*Problem requirements:* Here are some records. Copy each one exactly.

[Excerpt from a dataset]
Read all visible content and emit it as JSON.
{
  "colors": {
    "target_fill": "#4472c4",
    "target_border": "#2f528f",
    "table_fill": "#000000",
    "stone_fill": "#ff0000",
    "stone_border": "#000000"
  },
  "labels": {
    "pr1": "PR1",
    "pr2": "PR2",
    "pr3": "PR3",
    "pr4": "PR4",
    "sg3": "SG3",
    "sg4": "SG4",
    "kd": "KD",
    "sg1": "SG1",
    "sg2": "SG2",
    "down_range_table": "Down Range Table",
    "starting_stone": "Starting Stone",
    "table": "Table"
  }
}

*Output below:*
Read all visible content and emit it as JSON.
{
  "colors": {
    "target_fill": "#4472c4",
    "target_border": "#2f528f",
    "table_fill": "#000000",
    "stone_fill": "#ff0000",
    "stone_border": "#000000"
  },
  "labels": {
    "pr1": "PR1",
    "pr2": "PR2",
    "pr3": "PR3",
    "pr4": "PR4",
    "sg3": "SG3",
    "sg4": "SG4",
    "kd": "KD",
    "sg1": "SG1",
    "sg2": "SG2",
    "down_range_table": "Down Range Table",
    "starting_stone": "Starting Stone",
    "table": "Table"
  }
}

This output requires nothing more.